*GOAL*. Each entry below is to be transcribed exactly.
═══ INPUT FOR THIS TASK ═══
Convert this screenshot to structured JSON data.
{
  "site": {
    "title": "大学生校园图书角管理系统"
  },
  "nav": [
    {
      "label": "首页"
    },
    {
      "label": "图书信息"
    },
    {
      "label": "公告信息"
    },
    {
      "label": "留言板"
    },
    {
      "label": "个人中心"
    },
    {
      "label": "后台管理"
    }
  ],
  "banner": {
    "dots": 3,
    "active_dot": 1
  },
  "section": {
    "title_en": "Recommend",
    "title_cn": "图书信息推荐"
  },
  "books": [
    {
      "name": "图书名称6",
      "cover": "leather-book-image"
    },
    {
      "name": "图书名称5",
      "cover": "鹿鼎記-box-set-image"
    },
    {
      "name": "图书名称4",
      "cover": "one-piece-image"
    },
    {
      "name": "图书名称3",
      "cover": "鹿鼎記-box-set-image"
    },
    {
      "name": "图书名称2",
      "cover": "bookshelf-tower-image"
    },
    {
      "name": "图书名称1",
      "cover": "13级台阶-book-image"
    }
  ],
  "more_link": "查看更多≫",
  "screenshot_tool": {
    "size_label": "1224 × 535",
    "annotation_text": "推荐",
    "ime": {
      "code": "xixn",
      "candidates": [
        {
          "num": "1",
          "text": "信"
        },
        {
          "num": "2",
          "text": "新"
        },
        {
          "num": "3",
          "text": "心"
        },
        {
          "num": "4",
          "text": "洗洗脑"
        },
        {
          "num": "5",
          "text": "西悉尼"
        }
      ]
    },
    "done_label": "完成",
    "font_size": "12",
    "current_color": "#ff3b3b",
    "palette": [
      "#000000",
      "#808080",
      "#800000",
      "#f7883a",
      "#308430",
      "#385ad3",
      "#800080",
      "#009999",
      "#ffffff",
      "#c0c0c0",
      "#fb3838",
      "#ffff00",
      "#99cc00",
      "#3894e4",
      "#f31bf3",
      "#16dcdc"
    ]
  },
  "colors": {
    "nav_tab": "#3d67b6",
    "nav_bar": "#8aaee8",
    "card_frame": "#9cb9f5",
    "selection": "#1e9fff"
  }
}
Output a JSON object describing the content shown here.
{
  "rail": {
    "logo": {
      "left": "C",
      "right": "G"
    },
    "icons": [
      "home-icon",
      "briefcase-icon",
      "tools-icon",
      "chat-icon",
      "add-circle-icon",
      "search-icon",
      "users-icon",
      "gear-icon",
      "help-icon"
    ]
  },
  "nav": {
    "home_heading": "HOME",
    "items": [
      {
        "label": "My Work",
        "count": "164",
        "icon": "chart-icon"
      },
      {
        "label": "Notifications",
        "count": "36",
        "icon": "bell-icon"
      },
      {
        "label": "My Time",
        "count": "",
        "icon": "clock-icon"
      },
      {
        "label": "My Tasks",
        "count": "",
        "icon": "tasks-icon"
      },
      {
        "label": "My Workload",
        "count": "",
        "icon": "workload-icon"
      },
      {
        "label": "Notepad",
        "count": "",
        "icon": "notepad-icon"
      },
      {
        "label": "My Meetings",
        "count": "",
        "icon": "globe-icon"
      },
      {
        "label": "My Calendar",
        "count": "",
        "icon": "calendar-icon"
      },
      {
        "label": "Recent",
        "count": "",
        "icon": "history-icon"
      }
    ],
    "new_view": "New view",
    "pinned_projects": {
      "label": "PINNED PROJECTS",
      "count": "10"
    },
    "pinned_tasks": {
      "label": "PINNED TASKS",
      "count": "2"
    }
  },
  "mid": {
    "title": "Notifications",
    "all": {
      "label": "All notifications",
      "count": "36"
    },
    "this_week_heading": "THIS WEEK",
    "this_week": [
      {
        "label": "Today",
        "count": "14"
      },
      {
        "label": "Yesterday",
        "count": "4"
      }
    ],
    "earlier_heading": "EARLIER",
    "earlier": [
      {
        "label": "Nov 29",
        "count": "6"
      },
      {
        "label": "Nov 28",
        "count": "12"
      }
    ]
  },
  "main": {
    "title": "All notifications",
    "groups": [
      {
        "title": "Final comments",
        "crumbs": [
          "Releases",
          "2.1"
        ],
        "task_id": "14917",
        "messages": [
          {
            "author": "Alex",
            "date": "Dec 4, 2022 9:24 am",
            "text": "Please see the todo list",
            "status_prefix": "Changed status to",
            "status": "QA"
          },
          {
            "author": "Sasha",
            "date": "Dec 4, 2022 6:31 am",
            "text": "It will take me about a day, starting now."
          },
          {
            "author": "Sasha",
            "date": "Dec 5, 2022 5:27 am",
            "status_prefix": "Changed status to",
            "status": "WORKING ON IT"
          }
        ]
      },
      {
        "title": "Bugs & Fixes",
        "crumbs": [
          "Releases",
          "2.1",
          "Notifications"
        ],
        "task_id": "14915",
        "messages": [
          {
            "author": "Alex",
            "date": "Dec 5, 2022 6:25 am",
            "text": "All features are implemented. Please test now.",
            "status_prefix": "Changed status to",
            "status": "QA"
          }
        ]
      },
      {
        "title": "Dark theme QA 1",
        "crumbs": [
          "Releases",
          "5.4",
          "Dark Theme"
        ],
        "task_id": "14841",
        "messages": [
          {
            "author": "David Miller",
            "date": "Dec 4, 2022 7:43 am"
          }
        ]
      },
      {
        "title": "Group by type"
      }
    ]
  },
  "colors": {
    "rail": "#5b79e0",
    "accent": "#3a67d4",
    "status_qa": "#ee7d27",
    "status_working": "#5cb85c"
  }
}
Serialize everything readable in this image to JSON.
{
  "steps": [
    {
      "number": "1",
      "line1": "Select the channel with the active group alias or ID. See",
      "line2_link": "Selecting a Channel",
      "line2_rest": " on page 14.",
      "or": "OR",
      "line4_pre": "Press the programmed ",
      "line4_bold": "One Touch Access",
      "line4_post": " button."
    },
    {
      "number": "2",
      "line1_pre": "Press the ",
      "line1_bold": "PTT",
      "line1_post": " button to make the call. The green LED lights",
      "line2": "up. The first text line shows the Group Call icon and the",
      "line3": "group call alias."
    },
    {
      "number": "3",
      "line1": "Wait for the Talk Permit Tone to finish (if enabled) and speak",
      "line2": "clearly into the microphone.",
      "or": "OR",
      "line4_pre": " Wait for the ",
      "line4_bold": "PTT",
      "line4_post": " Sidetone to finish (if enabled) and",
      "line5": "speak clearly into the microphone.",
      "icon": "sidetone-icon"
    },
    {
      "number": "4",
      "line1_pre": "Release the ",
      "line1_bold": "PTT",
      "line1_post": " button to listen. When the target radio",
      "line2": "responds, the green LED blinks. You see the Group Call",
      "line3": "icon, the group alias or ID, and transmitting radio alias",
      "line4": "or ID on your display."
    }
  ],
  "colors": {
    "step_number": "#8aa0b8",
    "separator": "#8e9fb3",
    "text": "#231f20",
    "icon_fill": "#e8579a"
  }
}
═══
*WORKED SOLUTION*.
Convert this screenshot to structured JSON data.
{
  "site": {
    "title": "大学生校园图书角管理系统"
  },
  "nav": [
    {
      "label": "首页"
    },
    {
      "label": "图书信息"
    },
    {
      "label": "公告信息"
    },
    {
      "label": "留言板"
    },
    {
      "label": "个人中心"
    },
    {
      "label": "后台管理"
    }
  ],
  "banner": {
    "dots": 3,
    "active_dot": 1
  },
  "section": {
    "title_en": "Recommend",
    "title_cn": "图书信息推荐"
  },
  "books": [
    {
      "name": "图书名称6",
      "cover": "leather-book-image"
    },
    {
      "name": "图书名称5",
      "cover": "鹿鼎記-box-set-image"
    },
    {
      "name": "图书名称4",
      "cover": "one-piece-image"
    },
    {
      "name": "图书名称3",
      "cover": "鹿鼎記-box-set-image"
    },
    {
      "name": "图书名称2",
      "cover": "bookshelf-tower-image"
    },
    {
      "name": "图书名称1",
      "cover": "13级台阶-book-image"
    }
  ],
  "more_link": "查看更多≫",
  "screenshot_tool": {
    "size_label": "1224 × 535",
    "annotation_text": "推荐",
    "ime": {
      "code": "xixn",
      "candidates": [
        {
          "num": "1",
          "text": "信"
        },
        {
          "num": "2",
          "text": "新"
        },
        {
          "num": "3",
          "text": "心"
        },
        {
          "num": "4",
          "text": "洗洗脑"
        },
        {
          "num": "5",
          "text": "西悉尼"
        }
      ]
    },
    "done_label": "完成",
    "font_size": "12",
    "current_color": "#ff3b3b",
    "palette": [
      "#000000",
      "#808080",
      "#800000",
      "#f7883a",
      "#308430",
      "#385ad3",
      "#800080",
      "#009999",
      "#ffffff",
      "#c0c0c0",
      "#fb3838",
      "#ffff00",
      "#99cc00",
      "#3894e4",
      "#f31bf3",
      "#16dcdc"
    ]
  },
  "colors": {
    "nav_tab": "#3d67b6",
    "nav_bar": "#8aaee8",
    "card_frame": "#9cb9f5",
    "selection": "#1e9fff"
  }
}
Output a JSON object describing the content shown here.
{
  "rail": {
    "logo": {
      "left": "C",
      "right": "G"
    },
    "icons": [
      "home-icon",
      "briefcase-icon",
      "tools-icon",
      "chat-icon",
      "add-circle-icon",
      "search-icon",
      "users-icon",
      "gear-icon",
      "help-icon"
    ]
  },
  "nav": {
    "home_heading": "HOME",
    "items": [
      {
        "label": "My Work",
        "count": "164",
        "icon": "chart-icon"
      },
      {
        "label": "Notifications",
        "count": "36",
        "icon": "bell-icon"
      },
      {
        "label": "My Time",
        "count": "",
        "icon": "clock-icon"
      },
      {
        "label": "My Tasks",
        "count": "",
        "icon": "tasks-icon"
      },
      {
        "label": "My Workload",
        "count": "",
        "icon": "workload-icon"
      },
      {
        "label": "Notepad",
        "count": "",
        "icon": "notepad-icon"
      },
      {
        "label": "My Meetings",
        "count": "",
        "icon": "globe-icon"
      },
      {
        "label": "My Calendar",
        "count": "",
        "icon": "calendar-icon"
      },
      {
        "label": "Recent",
        "count": "",
        "icon": "history-icon"
      }
    ],
    "new_view": "New view",
    "pinned_projects": {
      "label": "PINNED PROJECTS",
      "count": "10"
    },
    "pinned_tasks": {
      "label": "PINNED TASKS",
      "count": "2"
    }
  },
  "mid": {
    "title": "Notifications",
    "all": {
      "label": "All notifications",
      "count": "36"
    },
    "this_week_heading": "THIS WEEK",
    "this_week": [
      {
        "label": "Today",
        "count": "14"
      },
      {
        "label": "Yesterday",
        "count": "4"
      }
    ],
    "earlier_heading": "EARLIER",
    "earlier": [
      {
        "label": "Nov 29",
        "count": "6"
      },
      {
        "label": "Nov 28",
        "count": "12"
      }
    ]
  },
  "main": {
    "title": "All notifications",
    "groups": [
      {
        "title": "Final comments",
        "crumbs": [
          "Releases",
          "2.1"
        ],
        "task_id": "14917",
        "messages": [
          {
            "author": "Alex",
            "date": "Dec 4, 2022 9:24 am",
            "text": "Please see the todo list",
            "status_prefix": "Changed status to",
            "status": "QA"
          },
          {
            "author": "Sasha",
            "date": "Dec 4, 2022 6:31 am",
            "text": "It will take me about a day, starting now."
          },
          {
            "author": "Sasha",
            "date": "Dec 5, 2022 5:27 am",
            "status_prefix": "Changed status to",
            "status": "WORKING ON IT"
          }
        ]
      },
      {
        "title": "Bugs & Fixes",
        "crumbs": [
          "Releases",
          "2.1",
          "Notifications"
        ],
        "task_id": "14915",
        "messages": [
          {
            "author": "Alex",
            "date": "Dec 5, 2022 6:25 am",
            "text": "All features are implemented. Please test now.",
            "status_prefix": "Changed status to",
            "status": "QA"
          }
        ]
      },
      {
        "title": "Dark theme QA 1",
        "crumbs": [
          "Releases",
          "5.4",
          "Dark Theme"
        ],
        "task_id": "14841",
        "messages": [
          {
            "author": "David Miller",
            "date": "Dec 4, 2022 7:43 am"
          }
        ]
      },
      {
        "title": "Group by type"
      }
    ]
  },
  "colors": {
    "rail": "#5b79e0",
    "accent": "#3a67d4",
    "status_qa": "#ee7d27",
    "status_working": "#5cb85c"
  }
}
Serialize everything readable in this image to JSON.
{
  "steps": [
    {
      "number": "1",
      "line1": "Select the channel with the active group alias or ID. See",
      "line2_link": "Selecting a Channel",
      "line2_rest": " on page 14.",
      "or": "OR",
      "line4_pre": "Press the programmed ",
      "line4_bold": "One Touch Access",
      "line4_post": " button."
    },
    {
      "number": "2",
      "line1_pre": "Press the ",
      "line1_bold": "PTT",
      "line1_post": " button to make the call. The green LED lights",
      "line2": "up. The first text line shows the Group Call icon and the",
      "line3": "group call alias."
    },
    {
      "number": "3",
      "line1": "Wait for the Talk Permit Tone to finish (if enabled) and speak",
      "line2": "clearly into the microphone.",
      "or": "OR",
      "line4_pre": " Wait for the ",
      "line4_bold": "PTT",
      "line4_post": " Sidetone to finish (if enabled) and",
      "line5": "speak clearly into the microphone.",
      "icon": "sidetone-icon"
    },
    {
      "number": "4",
      "line1_pre": "Release the ",
      "line1_bold": "PTT",
      "line1_post": " button to listen. When the target radio",
      "line2": "responds, the green LED blinks. You see the Group Call",
      "line3": "icon, the group alias or ID, and transmitting radio alias",
      "line4": "or ID on your display."
    }
  ],
  "colors": {
    "step_number": "#8aa0b8",
    "separator": "#8e9fb3",
    "text": "#231f20",
    "icon_fill": "#e8579a"
  }
}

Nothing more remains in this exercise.